## PROBLEM STATEMENT
Extract each line from the entries below that has the string "screenshot" in it.

## RAW RECORDS
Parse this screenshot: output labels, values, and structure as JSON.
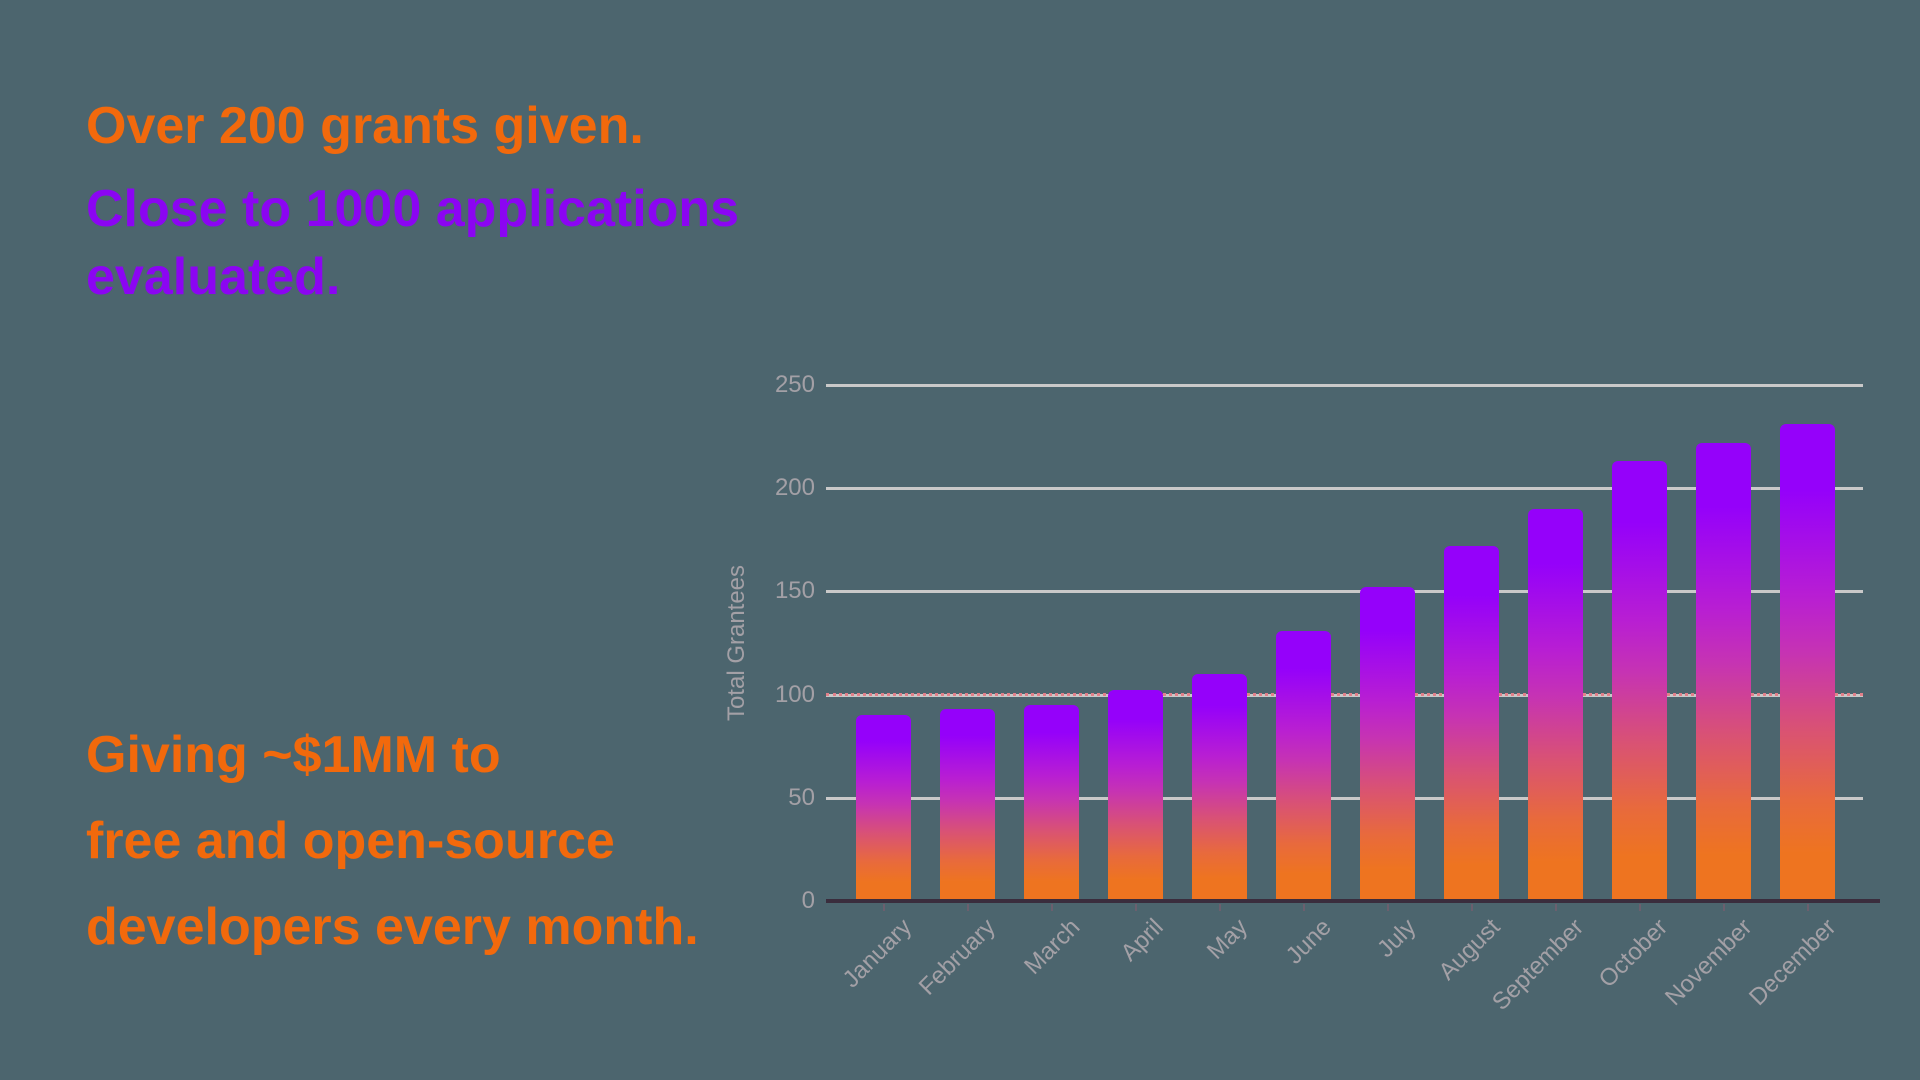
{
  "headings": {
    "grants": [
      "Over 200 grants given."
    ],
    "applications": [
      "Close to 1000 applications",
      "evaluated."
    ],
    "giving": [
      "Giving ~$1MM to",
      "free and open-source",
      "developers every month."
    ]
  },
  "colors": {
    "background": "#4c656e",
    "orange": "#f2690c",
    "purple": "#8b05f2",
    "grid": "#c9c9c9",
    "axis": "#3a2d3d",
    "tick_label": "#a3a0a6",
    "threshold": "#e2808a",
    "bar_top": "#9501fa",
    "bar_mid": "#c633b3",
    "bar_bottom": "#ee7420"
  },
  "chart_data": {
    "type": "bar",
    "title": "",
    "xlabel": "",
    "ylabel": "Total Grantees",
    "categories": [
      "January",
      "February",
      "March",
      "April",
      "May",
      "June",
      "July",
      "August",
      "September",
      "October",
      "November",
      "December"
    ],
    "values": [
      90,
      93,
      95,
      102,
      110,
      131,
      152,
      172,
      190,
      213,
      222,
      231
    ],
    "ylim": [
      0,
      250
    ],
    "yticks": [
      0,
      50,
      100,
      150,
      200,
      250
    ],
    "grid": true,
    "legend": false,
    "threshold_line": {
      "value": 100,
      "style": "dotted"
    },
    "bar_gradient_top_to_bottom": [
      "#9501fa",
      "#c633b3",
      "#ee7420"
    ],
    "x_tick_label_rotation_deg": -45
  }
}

...

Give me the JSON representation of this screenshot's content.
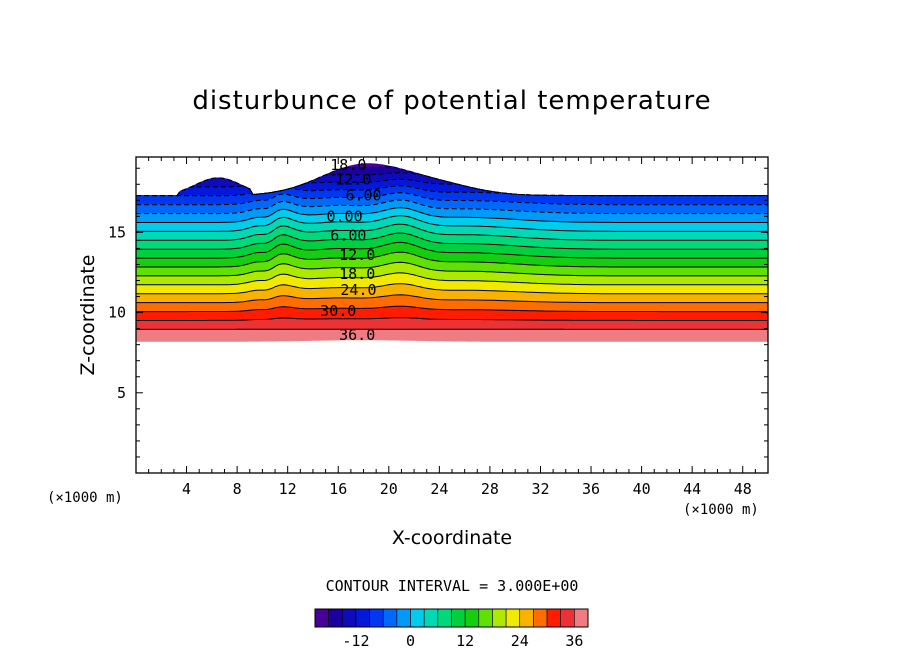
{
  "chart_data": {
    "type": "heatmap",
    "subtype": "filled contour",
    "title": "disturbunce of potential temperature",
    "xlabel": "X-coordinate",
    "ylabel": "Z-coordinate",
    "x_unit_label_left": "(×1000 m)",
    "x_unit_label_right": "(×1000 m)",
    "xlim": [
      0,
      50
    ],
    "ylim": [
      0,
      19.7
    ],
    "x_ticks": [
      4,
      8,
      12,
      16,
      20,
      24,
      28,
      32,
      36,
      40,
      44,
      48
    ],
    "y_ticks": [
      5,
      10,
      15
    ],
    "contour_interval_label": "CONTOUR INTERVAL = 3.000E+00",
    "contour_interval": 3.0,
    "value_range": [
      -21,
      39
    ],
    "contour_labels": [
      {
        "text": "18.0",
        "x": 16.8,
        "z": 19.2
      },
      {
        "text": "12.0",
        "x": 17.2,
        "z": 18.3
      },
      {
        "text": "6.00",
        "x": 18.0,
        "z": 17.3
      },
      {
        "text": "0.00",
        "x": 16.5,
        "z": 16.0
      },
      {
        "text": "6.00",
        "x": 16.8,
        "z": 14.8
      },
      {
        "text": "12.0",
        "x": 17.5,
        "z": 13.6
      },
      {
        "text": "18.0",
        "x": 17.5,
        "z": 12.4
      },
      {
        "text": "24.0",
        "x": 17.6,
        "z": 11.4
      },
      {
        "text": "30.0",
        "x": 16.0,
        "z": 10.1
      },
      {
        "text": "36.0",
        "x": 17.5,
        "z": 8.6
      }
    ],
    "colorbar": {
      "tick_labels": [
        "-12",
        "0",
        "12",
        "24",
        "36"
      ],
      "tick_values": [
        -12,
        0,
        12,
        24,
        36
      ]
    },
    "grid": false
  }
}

## SOLUTION TO THE EXERCISE
Parse this screenshot: output labels, values, and structure as JSON.
Give me the JSON representation of this screenshot's content.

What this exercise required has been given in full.